[Entries]
• • • • •

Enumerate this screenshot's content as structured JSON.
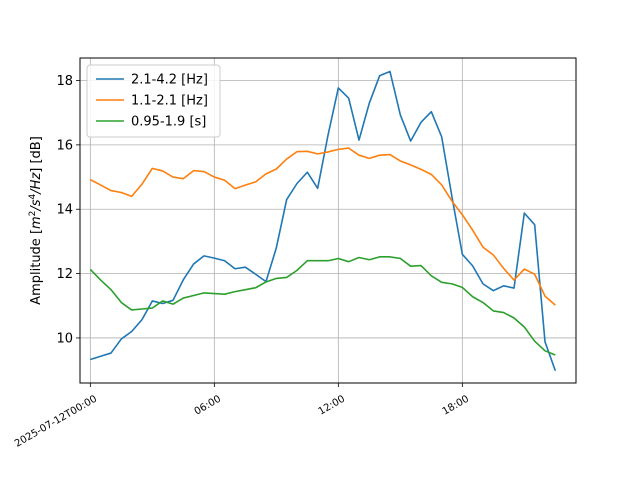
{
  "chart_data": {
    "type": "line",
    "ylabel_prefix": "Amplitude [",
    "ylabel_suffix": "] [dB]",
    "ylabel_units": {
      "m": "m",
      "m_exp": "2",
      "slash1": "/s",
      "s_exp": "4",
      "hz": "/Hz"
    },
    "xlim": [
      -0.5,
      23.5
    ],
    "ylim": [
      8.6,
      18.7
    ],
    "grid": true,
    "legend_position": "upper-left",
    "x_ticks": [
      {
        "x": 0,
        "label": "2025-07-12T00:00"
      },
      {
        "x": 6,
        "label": "06:00"
      },
      {
        "x": 12,
        "label": "12:00"
      },
      {
        "x": 18,
        "label": "18:00"
      }
    ],
    "y_ticks": [
      {
        "y": 10,
        "label": "10"
      },
      {
        "y": 12,
        "label": "12"
      },
      {
        "y": 14,
        "label": "14"
      },
      {
        "y": 16,
        "label": "16"
      },
      {
        "y": 18,
        "label": "18"
      }
    ],
    "x": [
      0,
      0.5,
      1,
      1.5,
      2,
      2.5,
      3,
      3.5,
      4,
      4.5,
      5,
      5.5,
      6,
      6.5,
      7,
      7.5,
      8,
      8.5,
      9,
      9.5,
      10,
      10.5,
      11,
      11.5,
      12,
      12.5,
      13,
      13.5,
      14,
      14.5,
      15,
      15.5,
      16,
      16.5,
      17,
      17.5,
      18,
      18.5,
      19,
      19.5,
      20,
      20.5,
      21,
      21.5,
      22,
      22.5
    ],
    "series": [
      {
        "name": "2.1-4.2 [Hz]",
        "color": "#1f77b4",
        "values": [
          9.33,
          9.43,
          9.53,
          9.97,
          10.2,
          10.57,
          11.15,
          11.07,
          11.17,
          11.81,
          12.3,
          12.55,
          12.48,
          12.4,
          12.15,
          12.2,
          11.98,
          11.75,
          12.8,
          14.3,
          14.8,
          15.15,
          14.65,
          16.3,
          17.77,
          17.45,
          16.15,
          17.3,
          18.15,
          18.28,
          16.93,
          16.12,
          16.7,
          17.03,
          16.25,
          14.38,
          12.6,
          12.24,
          11.68,
          11.47,
          11.62,
          11.55,
          13.88,
          13.52,
          9.88,
          8.98
        ]
      },
      {
        "name": "1.1-2.1 [Hz]",
        "color": "#ff7f0e",
        "values": [
          14.92,
          14.75,
          14.58,
          14.52,
          14.4,
          14.78,
          15.27,
          15.19,
          15.0,
          14.95,
          15.2,
          15.17,
          15.0,
          14.9,
          14.64,
          14.75,
          14.85,
          15.1,
          15.25,
          15.56,
          15.79,
          15.8,
          15.72,
          15.78,
          15.86,
          15.9,
          15.68,
          15.58,
          15.68,
          15.7,
          15.5,
          15.38,
          15.24,
          15.08,
          14.76,
          14.25,
          13.83,
          13.35,
          12.82,
          12.58,
          12.16,
          11.8,
          12.14,
          11.98,
          11.3,
          11.02
        ]
      },
      {
        "name": "0.95-1.9 [s]",
        "color": "#2ca02c",
        "values": [
          12.13,
          11.8,
          11.5,
          11.1,
          10.87,
          10.9,
          10.93,
          11.15,
          11.05,
          11.24,
          11.32,
          11.4,
          11.38,
          11.36,
          11.44,
          11.5,
          11.56,
          11.74,
          11.85,
          11.88,
          12.1,
          12.4,
          12.4,
          12.4,
          12.47,
          12.37,
          12.5,
          12.43,
          12.52,
          12.52,
          12.47,
          12.23,
          12.25,
          11.93,
          11.73,
          11.68,
          11.57,
          11.28,
          11.1,
          10.84,
          10.79,
          10.62,
          10.34,
          9.9,
          9.6,
          9.47
        ]
      }
    ]
  }
}
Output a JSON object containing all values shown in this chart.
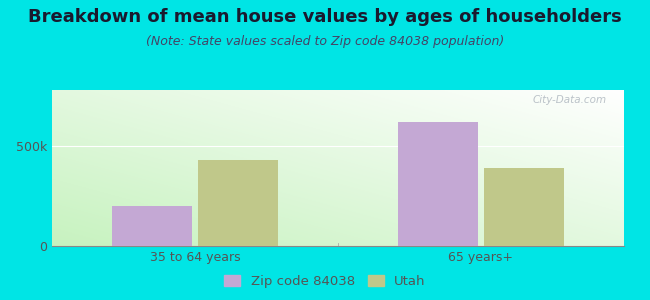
{
  "title": "Breakdown of mean house values by ages of householders",
  "subtitle": "(Note: State values scaled to Zip code 84038 population)",
  "categories": [
    "35 to 64 years",
    "65 years+"
  ],
  "zip_values": [
    200000,
    620000
  ],
  "utah_values": [
    430000,
    390000
  ],
  "zip_color": "#c4a8d4",
  "utah_color": "#c0c88a",
  "background_color": "#00e5e5",
  "ylim": [
    0,
    780000
  ],
  "yticks": [
    0,
    500000
  ],
  "ytick_labels": [
    "0",
    "500k"
  ],
  "legend_labels": [
    "Zip code 84038",
    "Utah"
  ],
  "watermark": "City-Data.com",
  "bar_width": 0.28,
  "title_fontsize": 13,
  "subtitle_fontsize": 9
}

• • • • •

[Stated problem] Pictures don't belong in the copy. Transcribe every record exactly as it appears.

[Answer to this problem]
Enumerate this screenshot's content as structured JSON.
{
  "chart_data": {
    "type": "line",
    "ylabel_prefix": "Amplitude [",
    "ylabel_suffix": "] [dB]",
    "ylabel_units": {
      "m": "m",
      "m_exp": "2",
      "slash1": "/s",
      "s_exp": "4",
      "hz": "/Hz"
    },
    "xlim": [
      -0.5,
      23.5
    ],
    "ylim": [
      8.6,
      18.7
    ],
    "grid": true,
    "legend_position": "upper-left",
    "x_ticks": [
      {
        "x": 0,
        "label": "2025-07-12T00:00"
      },
      {
        "x": 6,
        "label": "06:00"
      },
      {
        "x": 12,
        "label": "12:00"
      },
      {
        "x": 18,
        "label": "18:00"
      }
    ],
    "y_ticks": [
      {
        "y": 10,
        "label": "10"
      },
      {
        "y": 12,
        "label": "12"
      },
      {
        "y": 14,
        "label": "14"
      },
      {
        "y": 16,
        "label": "16"
      },
      {
        "y": 18,
        "label": "18"
      }
    ],
    "x": [
      0,
      0.5,
      1,
      1.5,
      2,
      2.5,
      3,
      3.5,
      4,
      4.5,
      5,
      5.5,
      6,
      6.5,
      7,
      7.5,
      8,
      8.5,
      9,
      9.5,
      10,
      10.5,
      11,
      11.5,
      12,
      12.5,
      13,
      13.5,
      14,
      14.5,
      15,
      15.5,
      16,
      16.5,
      17,
      17.5,
      18,
      18.5,
      19,
      19.5,
      20,
      20.5,
      21,
      21.5,
      22,
      22.5
    ],
    "series": [
      {
        "name": "2.1-4.2 [Hz]",
        "color": "#1f77b4",
        "values": [
          9.33,
          9.43,
          9.53,
          9.97,
          10.2,
          10.57,
          11.15,
          11.07,
          11.17,
          11.81,
          12.3,
          12.55,
          12.48,
          12.4,
          12.15,
          12.2,
          11.98,
          11.75,
          12.8,
          14.3,
          14.8,
          15.15,
          14.65,
          16.3,
          17.77,
          17.45,
          16.15,
          17.3,
          18.15,
          18.28,
          16.93,
          16.12,
          16.7,
          17.03,
          16.25,
          14.38,
          12.6,
          12.24,
          11.68,
          11.47,
          11.62,
          11.55,
          13.88,
          13.52,
          9.88,
          8.98
        ]
      },
      {
        "name": "1.1-2.1 [Hz]",
        "color": "#ff7f0e",
        "values": [
          14.92,
          14.75,
          14.58,
          14.52,
          14.4,
          14.78,
          15.27,
          15.19,
          15.0,
          14.95,
          15.2,
          15.17,
          15.0,
          14.9,
          14.64,
          14.75,
          14.85,
          15.1,
          15.25,
          15.56,
          15.79,
          15.8,
          15.72,
          15.78,
          15.86,
          15.9,
          15.68,
          15.58,
          15.68,
          15.7,
          15.5,
          15.38,
          15.24,
          15.08,
          14.76,
          14.25,
          13.83,
          13.35,
          12.82,
          12.58,
          12.16,
          11.8,
          12.14,
          11.98,
          11.3,
          11.02
        ]
      },
      {
        "name": "0.95-1.9 [s]",
        "color": "#2ca02c",
        "values": [
          12.13,
          11.8,
          11.5,
          11.1,
          10.87,
          10.9,
          10.93,
          11.15,
          11.05,
          11.24,
          11.32,
          11.4,
          11.38,
          11.36,
          11.44,
          11.5,
          11.56,
          11.74,
          11.85,
          11.88,
          12.1,
          12.4,
          12.4,
          12.4,
          12.47,
          12.37,
          12.5,
          12.43,
          12.52,
          12.52,
          12.47,
          12.23,
          12.25,
          11.93,
          11.73,
          11.68,
          11.57,
          11.28,
          11.1,
          10.84,
          10.79,
          10.62,
          10.34,
          9.9,
          9.6,
          9.47
        ]
      }
    ]
  }
}
Output a JSON object containing all values shown in this chart.
{
  "title": "Breakdown of mean house values by ages of householders",
  "subtitle": "(Note: State values scaled to Zip code 84038 population)",
  "categories": [
    "35 to 64 years",
    "65 years+"
  ],
  "zip_values": [
    200000,
    620000
  ],
  "utah_values": [
    430000,
    390000
  ],
  "zip_color": "#c4a8d4",
  "utah_color": "#c0c88a",
  "background_color": "#00e5e5",
  "ylim": [
    0,
    780000
  ],
  "yticks": [
    0,
    500000
  ],
  "ytick_labels": [
    "0",
    "500k"
  ],
  "legend_labels": [
    "Zip code 84038",
    "Utah"
  ],
  "watermark": "City-Data.com",
  "bar_width": 0.28,
  "title_fontsize": 13,
  "subtitle_fontsize": 9
}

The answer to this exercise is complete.